What you have to do
Everything in the data should be repeated exactly, save for the images.
++++++
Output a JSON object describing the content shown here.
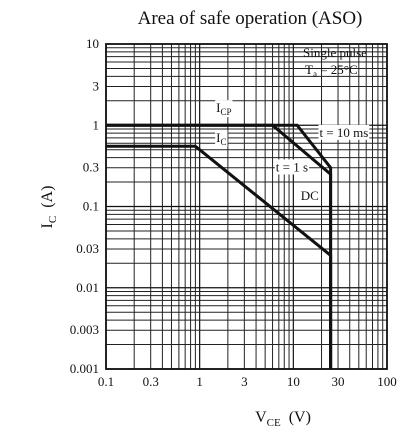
{
  "chart_data": {
    "type": "line",
    "title": "Area of safe operation (ASO)",
    "xlabel_main": "V",
    "xlabel_sub": "CE",
    "xlabel_unit": "(V)",
    "ylabel_main": "I",
    "ylabel_sub": "C",
    "ylabel_unit": "(A)",
    "x_scale": "log",
    "y_scale": "log",
    "xlim": [
      0.1,
      100
    ],
    "ylim": [
      0.001,
      10
    ],
    "x_ticks": [
      {
        "value": 0.1,
        "label": "0.1"
      },
      {
        "value": 0.3,
        "label": "0.3"
      },
      {
        "value": 1,
        "label": "1"
      },
      {
        "value": 3,
        "label": "3"
      },
      {
        "value": 10,
        "label": "10"
      },
      {
        "value": 30,
        "label": "30"
      },
      {
        "value": 100,
        "label": "100"
      }
    ],
    "y_ticks": [
      {
        "value": 0.001,
        "label": "0.001"
      },
      {
        "value": 0.003,
        "label": "0.003"
      },
      {
        "value": 0.01,
        "label": "0.01"
      },
      {
        "value": 0.03,
        "label": "0.03"
      },
      {
        "value": 0.1,
        "label": "0.1"
      },
      {
        "value": 0.3,
        "label": "0.3"
      },
      {
        "value": 1,
        "label": "1"
      },
      {
        "value": 3,
        "label": "3"
      },
      {
        "value": 10,
        "label": "10"
      }
    ],
    "grid": true,
    "note_line1": "Single pulse",
    "note_line2_main": "T",
    "note_line2_sub": "a",
    "note_line2_rest": " = 25°C",
    "series": [
      {
        "points": [
          [
            0.1,
            1.0
          ],
          [
            11.0,
            1.0
          ],
          [
            25.0,
            0.3
          ],
          [
            25.0,
            0.001
          ]
        ]
      },
      {
        "points": [
          [
            0.1,
            1.0
          ],
          [
            6.0,
            1.0
          ],
          [
            25.0,
            0.25
          ],
          [
            25.0,
            0.001
          ]
        ]
      },
      {
        "points": [
          [
            0.1,
            0.55
          ],
          [
            0.9,
            0.55
          ],
          [
            25.0,
            0.025
          ],
          [
            25.0,
            0.001
          ]
        ]
      }
    ],
    "labels": [
      {
        "main": "I",
        "sub": "CP",
        "x": 1.5,
        "y": 1.45
      },
      {
        "main": "I",
        "sub": "C",
        "x": 1.5,
        "y": 0.62
      },
      {
        "text": "t = 10 ms",
        "x": 19,
        "y": 0.72
      },
      {
        "text": "t = 1 s",
        "x": 6.5,
        "y": 0.27
      },
      {
        "text": "DC",
        "x": 12,
        "y": 0.12
      }
    ]
  }
}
++++++
Finished exercise
Output a JSON object describing the content shown here.
{
  "chart_data": {
    "type": "line",
    "title": "Area of safe operation (ASO)",
    "xlabel_main": "V",
    "xlabel_sub": "CE",
    "xlabel_unit": "(V)",
    "ylabel_main": "I",
    "ylabel_sub": "C",
    "ylabel_unit": "(A)",
    "x_scale": "log",
    "y_scale": "log",
    "xlim": [
      0.1,
      100
    ],
    "ylim": [
      0.001,
      10
    ],
    "x_ticks": [
      {
        "value": 0.1,
        "label": "0.1"
      },
      {
        "value": 0.3,
        "label": "0.3"
      },
      {
        "value": 1,
        "label": "1"
      },
      {
        "value": 3,
        "label": "3"
      },
      {
        "value": 10,
        "label": "10"
      },
      {
        "value": 30,
        "label": "30"
      },
      {
        "value": 100,
        "label": "100"
      }
    ],
    "y_ticks": [
      {
        "value": 0.001,
        "label": "0.001"
      },
      {
        "value": 0.003,
        "label": "0.003"
      },
      {
        "value": 0.01,
        "label": "0.01"
      },
      {
        "value": 0.03,
        "label": "0.03"
      },
      {
        "value": 0.1,
        "label": "0.1"
      },
      {
        "value": 0.3,
        "label": "0.3"
      },
      {
        "value": 1,
        "label": "1"
      },
      {
        "value": 3,
        "label": "3"
      },
      {
        "value": 10,
        "label": "10"
      }
    ],
    "grid": true,
    "note_line1": "Single pulse",
    "note_line2_main": "T",
    "note_line2_sub": "a",
    "note_line2_rest": " = 25°C",
    "series": [
      {
        "points": [
          [
            0.1,
            1.0
          ],
          [
            11.0,
            1.0
          ],
          [
            25.0,
            0.3
          ],
          [
            25.0,
            0.001
          ]
        ]
      },
      {
        "points": [
          [
            0.1,
            1.0
          ],
          [
            6.0,
            1.0
          ],
          [
            25.0,
            0.25
          ],
          [
            25.0,
            0.001
          ]
        ]
      },
      {
        "points": [
          [
            0.1,
            0.55
          ],
          [
            0.9,
            0.55
          ],
          [
            25.0,
            0.025
          ],
          [
            25.0,
            0.001
          ]
        ]
      }
    ],
    "labels": [
      {
        "main": "I",
        "sub": "CP",
        "x": 1.5,
        "y": 1.45
      },
      {
        "main": "I",
        "sub": "C",
        "x": 1.5,
        "y": 0.62
      },
      {
        "text": "t = 10 ms",
        "x": 19,
        "y": 0.72
      },
      {
        "text": "t = 1 s",
        "x": 6.5,
        "y": 0.27
      },
      {
        "text": "DC",
        "x": 12,
        "y": 0.12
      }
    ]
  }
}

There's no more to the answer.